(Dataset items)
-----

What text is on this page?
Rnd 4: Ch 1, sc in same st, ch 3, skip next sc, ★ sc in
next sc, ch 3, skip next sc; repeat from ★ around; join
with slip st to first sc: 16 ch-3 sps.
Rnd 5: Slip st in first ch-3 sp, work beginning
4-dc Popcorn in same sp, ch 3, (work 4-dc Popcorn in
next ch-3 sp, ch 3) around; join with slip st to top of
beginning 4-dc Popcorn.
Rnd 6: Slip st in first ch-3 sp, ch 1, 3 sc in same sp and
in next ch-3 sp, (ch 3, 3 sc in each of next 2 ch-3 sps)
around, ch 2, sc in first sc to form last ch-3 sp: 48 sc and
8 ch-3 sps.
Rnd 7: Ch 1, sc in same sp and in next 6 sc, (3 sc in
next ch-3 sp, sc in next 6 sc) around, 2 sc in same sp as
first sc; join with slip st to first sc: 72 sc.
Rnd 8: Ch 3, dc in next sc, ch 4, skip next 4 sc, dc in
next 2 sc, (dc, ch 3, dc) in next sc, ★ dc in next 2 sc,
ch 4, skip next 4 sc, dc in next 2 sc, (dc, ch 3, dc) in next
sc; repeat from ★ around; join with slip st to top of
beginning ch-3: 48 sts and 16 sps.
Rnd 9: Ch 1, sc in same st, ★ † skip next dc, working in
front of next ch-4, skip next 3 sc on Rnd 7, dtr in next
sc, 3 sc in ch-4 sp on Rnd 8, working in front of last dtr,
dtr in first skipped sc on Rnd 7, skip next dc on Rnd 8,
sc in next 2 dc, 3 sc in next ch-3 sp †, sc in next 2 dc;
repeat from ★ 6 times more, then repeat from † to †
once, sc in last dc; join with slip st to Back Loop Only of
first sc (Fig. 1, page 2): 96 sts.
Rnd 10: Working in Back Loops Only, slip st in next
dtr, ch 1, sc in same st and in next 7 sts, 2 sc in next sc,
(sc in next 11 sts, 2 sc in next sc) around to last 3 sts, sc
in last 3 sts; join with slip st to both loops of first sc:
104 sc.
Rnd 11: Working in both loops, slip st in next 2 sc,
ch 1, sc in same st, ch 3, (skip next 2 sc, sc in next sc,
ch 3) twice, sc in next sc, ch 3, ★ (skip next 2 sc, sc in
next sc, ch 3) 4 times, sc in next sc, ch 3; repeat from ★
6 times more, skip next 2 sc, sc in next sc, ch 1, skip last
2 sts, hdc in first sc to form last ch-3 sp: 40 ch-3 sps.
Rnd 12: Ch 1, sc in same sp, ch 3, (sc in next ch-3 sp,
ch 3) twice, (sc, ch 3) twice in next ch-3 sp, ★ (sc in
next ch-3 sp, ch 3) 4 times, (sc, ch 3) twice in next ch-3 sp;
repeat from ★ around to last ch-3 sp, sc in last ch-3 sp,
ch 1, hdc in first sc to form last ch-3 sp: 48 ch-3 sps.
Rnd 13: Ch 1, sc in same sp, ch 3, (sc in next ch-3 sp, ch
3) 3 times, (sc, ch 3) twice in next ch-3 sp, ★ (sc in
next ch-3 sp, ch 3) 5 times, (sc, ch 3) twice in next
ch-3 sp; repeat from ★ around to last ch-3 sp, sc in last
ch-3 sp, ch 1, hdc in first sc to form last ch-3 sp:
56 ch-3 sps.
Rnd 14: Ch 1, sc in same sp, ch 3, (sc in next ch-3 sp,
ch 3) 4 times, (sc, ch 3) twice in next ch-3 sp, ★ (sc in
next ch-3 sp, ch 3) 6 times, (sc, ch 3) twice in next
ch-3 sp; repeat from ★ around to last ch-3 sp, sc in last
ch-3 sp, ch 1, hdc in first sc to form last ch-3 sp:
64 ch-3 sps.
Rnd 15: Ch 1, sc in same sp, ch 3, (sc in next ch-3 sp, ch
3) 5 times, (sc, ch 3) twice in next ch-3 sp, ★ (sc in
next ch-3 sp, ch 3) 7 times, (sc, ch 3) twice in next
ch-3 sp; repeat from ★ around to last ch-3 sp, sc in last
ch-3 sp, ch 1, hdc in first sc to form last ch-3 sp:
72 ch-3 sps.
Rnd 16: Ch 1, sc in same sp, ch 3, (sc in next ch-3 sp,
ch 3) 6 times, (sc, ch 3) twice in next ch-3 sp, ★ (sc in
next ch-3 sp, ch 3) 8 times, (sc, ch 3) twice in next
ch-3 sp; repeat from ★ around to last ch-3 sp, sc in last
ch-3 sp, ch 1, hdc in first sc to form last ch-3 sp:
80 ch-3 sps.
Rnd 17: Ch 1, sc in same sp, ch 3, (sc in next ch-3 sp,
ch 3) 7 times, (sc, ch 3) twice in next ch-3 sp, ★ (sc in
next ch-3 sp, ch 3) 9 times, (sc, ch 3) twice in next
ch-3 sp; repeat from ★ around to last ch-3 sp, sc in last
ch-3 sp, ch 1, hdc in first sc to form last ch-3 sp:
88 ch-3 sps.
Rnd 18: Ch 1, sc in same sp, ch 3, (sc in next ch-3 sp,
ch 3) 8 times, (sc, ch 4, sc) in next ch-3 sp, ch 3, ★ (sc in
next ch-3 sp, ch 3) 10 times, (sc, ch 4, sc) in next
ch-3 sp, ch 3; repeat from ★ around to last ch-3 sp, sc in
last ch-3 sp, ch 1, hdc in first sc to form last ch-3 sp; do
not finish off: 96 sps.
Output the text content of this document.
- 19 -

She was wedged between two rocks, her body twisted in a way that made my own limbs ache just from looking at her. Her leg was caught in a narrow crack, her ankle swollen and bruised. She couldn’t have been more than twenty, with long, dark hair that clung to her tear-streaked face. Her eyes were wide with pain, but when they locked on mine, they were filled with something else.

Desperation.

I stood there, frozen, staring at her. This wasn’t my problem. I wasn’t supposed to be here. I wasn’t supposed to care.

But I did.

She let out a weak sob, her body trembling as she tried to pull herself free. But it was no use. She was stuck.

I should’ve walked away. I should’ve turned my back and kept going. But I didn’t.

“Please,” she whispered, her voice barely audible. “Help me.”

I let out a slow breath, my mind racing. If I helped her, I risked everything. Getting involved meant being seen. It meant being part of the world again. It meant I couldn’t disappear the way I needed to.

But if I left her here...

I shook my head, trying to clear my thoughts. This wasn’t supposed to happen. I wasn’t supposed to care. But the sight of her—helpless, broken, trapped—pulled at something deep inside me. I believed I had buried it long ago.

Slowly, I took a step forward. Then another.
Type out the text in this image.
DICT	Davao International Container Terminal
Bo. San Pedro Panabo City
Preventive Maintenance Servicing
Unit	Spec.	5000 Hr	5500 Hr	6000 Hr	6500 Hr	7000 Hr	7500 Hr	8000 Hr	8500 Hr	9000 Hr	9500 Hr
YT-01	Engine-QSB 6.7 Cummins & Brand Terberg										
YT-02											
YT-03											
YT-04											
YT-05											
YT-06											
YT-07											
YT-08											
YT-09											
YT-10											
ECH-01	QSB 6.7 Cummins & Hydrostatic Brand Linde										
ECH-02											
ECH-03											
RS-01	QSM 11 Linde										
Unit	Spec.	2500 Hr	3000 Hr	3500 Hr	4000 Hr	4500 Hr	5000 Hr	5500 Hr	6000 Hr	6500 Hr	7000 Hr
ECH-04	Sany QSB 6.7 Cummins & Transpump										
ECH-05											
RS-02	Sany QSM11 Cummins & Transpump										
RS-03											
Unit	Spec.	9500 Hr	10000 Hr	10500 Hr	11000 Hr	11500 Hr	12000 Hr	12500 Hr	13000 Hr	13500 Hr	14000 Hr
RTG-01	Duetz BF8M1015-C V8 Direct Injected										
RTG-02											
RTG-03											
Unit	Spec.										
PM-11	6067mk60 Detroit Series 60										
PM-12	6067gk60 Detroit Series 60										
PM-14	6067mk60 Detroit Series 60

-----

Your task → Emit the records above again, exactly, with no line skipped.

Correct answer →
What text is on this page?
Rnd 4: Ch 1, sc in same st, ch 3, skip next sc, ★ sc in
next sc, ch 3, skip next sc; repeat from ★ around; join
with slip st to first sc: 16 ch-3 sps.
Rnd 5: Slip st in first ch-3 sp, work beginning
4-dc Popcorn in same sp, ch 3, (work 4-dc Popcorn in
next ch-3 sp, ch 3) around; join with slip st to top of
beginning 4-dc Popcorn.
Rnd 6: Slip st in first ch-3 sp, ch 1, 3 sc in same sp and
in next ch-3 sp, (ch 3, 3 sc in each of next 2 ch-3 sps)
around, ch 2, sc in first sc to form last ch-3 sp: 48 sc and
8 ch-3 sps.
Rnd 7: Ch 1, sc in same sp and in next 6 sc, (3 sc in
next ch-3 sp, sc in next 6 sc) around, 2 sc in same sp as
first sc; join with slip st to first sc: 72 sc.
Rnd 8: Ch 3, dc in next sc, ch 4, skip next 4 sc, dc in
next 2 sc, (dc, ch 3, dc) in next sc, ★ dc in next 2 sc,
ch 4, skip next 4 sc, dc in next 2 sc, (dc, ch 3, dc) in next
sc; repeat from ★ around; join with slip st to top of
beginning ch-3: 48 sts and 16 sps.
Rnd 9: Ch 1, sc in same st, ★ † skip next dc, working in
front of next ch-4, skip next 3 sc on Rnd 7, dtr in next
sc, 3 sc in ch-4 sp on Rnd 8, working in front of last dtr,
dtr in first skipped sc on Rnd 7, skip next dc on Rnd 8,
sc in next 2 dc, 3 sc in next ch-3 sp †, sc in next 2 dc;
repeat from ★ 6 times more, then repeat from † to †
once, sc in last dc; join with slip st to Back Loop Only of
first sc (Fig. 1, page 2): 96 sts.
Rnd 10: Working in Back Loops Only, slip st in next
dtr, ch 1, sc in same st and in next 7 sts, 2 sc in next sc,
(sc in next 11 sts, 2 sc in next sc) around to last 3 sts, sc
in last 3 sts; join with slip st to both loops of first sc:
104 sc.
Rnd 11: Working in both loops, slip st in next 2 sc,
ch 1, sc in same st, ch 3, (skip next 2 sc, sc in next sc,
ch 3) twice, sc in next sc, ch 3, ★ (skip next 2 sc, sc in
next sc, ch 3) 4 times, sc in next sc, ch 3; repeat from ★
6 times more, skip next 2 sc, sc in next sc, ch 1, skip last
2 sts, hdc in first sc to form last ch-3 sp: 40 ch-3 sps.
Rnd 12: Ch 1, sc in same sp, ch 3, (sc in next ch-3 sp,
ch 3) twice, (sc, ch 3) twice in next ch-3 sp, ★ (sc in
next ch-3 sp, ch 3) 4 times, (sc, ch 3) twice in next ch-3 sp;
repeat from ★ around to last ch-3 sp, sc in last ch-3 sp,
ch 1, hdc in first sc to form last ch-3 sp: 48 ch-3 sps.
Rnd 13: Ch 1, sc in same sp, ch 3, (sc in next ch-3 sp, ch
3) 3 times, (sc, ch 3) twice in next ch-3 sp, ★ (sc in
next ch-3 sp, ch 3) 5 times, (sc, ch 3) twice in next
ch-3 sp; repeat from ★ around to last ch-3 sp, sc in last
ch-3 sp, ch 1, hdc in first sc to form last ch-3 sp:
56 ch-3 sps.
Rnd 14: Ch 1, sc in same sp, ch 3, (sc in next ch-3 sp,
ch 3) 4 times, (sc, ch 3) twice in next ch-3 sp, ★ (sc in
next ch-3 sp, ch 3) 6 times, (sc, ch 3) twice in next
ch-3 sp; repeat from ★ around to last ch-3 sp, sc in last
ch-3 sp, ch 1, hdc in first sc to form last ch-3 sp:
64 ch-3 sps.
Rnd 15: Ch 1, sc in same sp, ch 3, (sc in next ch-3 sp, ch
3) 5 times, (sc, ch 3) twice in next ch-3 sp, ★ (sc in
next ch-3 sp, ch 3) 7 times, (sc, ch 3) twice in next
ch-3 sp; repeat from ★ around to last ch-3 sp, sc in last
ch-3 sp, ch 1, hdc in first sc to form last ch-3 sp:
72 ch-3 sps.
Rnd 16: Ch 1, sc in same sp, ch 3, (sc in next ch-3 sp,
ch 3) 6 times, (sc, ch 3) twice in next ch-3 sp, ★ (sc in
next ch-3 sp, ch 3) 8 times, (sc, ch 3) twice in next
ch-3 sp; repeat from ★ around to last ch-3 sp, sc in last
ch-3 sp, ch 1, hdc in first sc to form last ch-3 sp:
80 ch-3 sps.
Rnd 17: Ch 1, sc in same sp, ch 3, (sc in next ch-3 sp,
ch 3) 7 times, (sc, ch 3) twice in next ch-3 sp, ★ (sc in
next ch-3 sp, ch 3) 9 times, (sc, ch 3) twice in next
ch-3 sp; repeat from ★ around to last ch-3 sp, sc in last
ch-3 sp, ch 1, hdc in first sc to form last ch-3 sp:
88 ch-3 sps.
Rnd 18: Ch 1, sc in same sp, ch 3, (sc in next ch-3 sp,
ch 3) 8 times, (sc, ch 4, sc) in next ch-3 sp, ch 3, ★ (sc in
next ch-3 sp, ch 3) 10 times, (sc, ch 4, sc) in next
ch-3 sp, ch 3; repeat from ★ around to last ch-3 sp, sc in
last ch-3 sp, ch 1, hdc in first sc to form last ch-3 sp; do
not finish off: 96 sps.
Output the text content of this document.
- 19 -

She was wedged between two rocks, her body twisted in a way that made my own limbs ache just from looking at her. Her leg was caught in a narrow crack, her ankle swollen and bruised. She couldn’t have been more than twenty, with long, dark hair that clung to her tear-streaked face. Her eyes were wide with pain, but when they locked on mine, they were filled with something else.

Desperation.

I stood there, frozen, staring at her. This wasn’t my problem. I wasn’t supposed to be here. I wasn’t supposed to care.

But I did.

She let out a weak sob, her body trembling as she tried to pull herself free. But it was no use. She was stuck.

I should’ve walked away. I should’ve turned my back and kept going. But I didn’t.

“Please,” she whispered, her voice barely audible. “Help me.”

I let out a slow breath, my mind racing. If I helped her, I risked everything. Getting involved meant being seen. It meant being part of the world again. It meant I couldn’t disappear the way I needed to.

But if I left her here...

I shook my head, trying to clear my thoughts. This wasn’t supposed to happen. I wasn’t supposed to care. But the sight of her—helpless, broken, trapped—pulled at something deep inside me. I believed I had buried it long ago.

Slowly, I took a step forward. Then another.
Type out the text in this image.
DICT	Davao International Container Terminal
Bo. San Pedro Panabo City
Preventive Maintenance Servicing
Unit	Spec.	5000 Hr	5500 Hr	6000 Hr	6500 Hr	7000 Hr	7500 Hr	8000 Hr	8500 Hr	9000 Hr	9500 Hr
YT-01	Engine-QSB 6.7 Cummins & Brand Terberg										
YT-02											
YT-03											
YT-04											
YT-05											
YT-06											
YT-07											
YT-08											
YT-09											
YT-10											
ECH-01	QSB 6.7 Cummins & Hydrostatic Brand Linde										
ECH-02											
ECH-03											
RS-01	QSM 11 Linde										
Unit	Spec.	2500 Hr	3000 Hr	3500 Hr	4000 Hr	4500 Hr	5000 Hr	5500 Hr	6000 Hr	6500 Hr	7000 Hr
ECH-04	Sany QSB 6.7 Cummins & Transpump										
ECH-05											
RS-02	Sany QSM11 Cummins & Transpump										
RS-03											
Unit	Spec.	9500 Hr	10000 Hr	10500 Hr	11000 Hr	11500 Hr	12000 Hr	12500 Hr	13000 Hr	13500 Hr	14000 Hr
RTG-01	Duetz BF8M1015-C V8 Direct Injected										
RTG-02											
RTG-03											
Unit	Spec.										
PM-11	6067mk60 Detroit Series 60										
PM-12	6067gk60 Detroit Series 60										
PM-14	6067mk60 Detroit Series 60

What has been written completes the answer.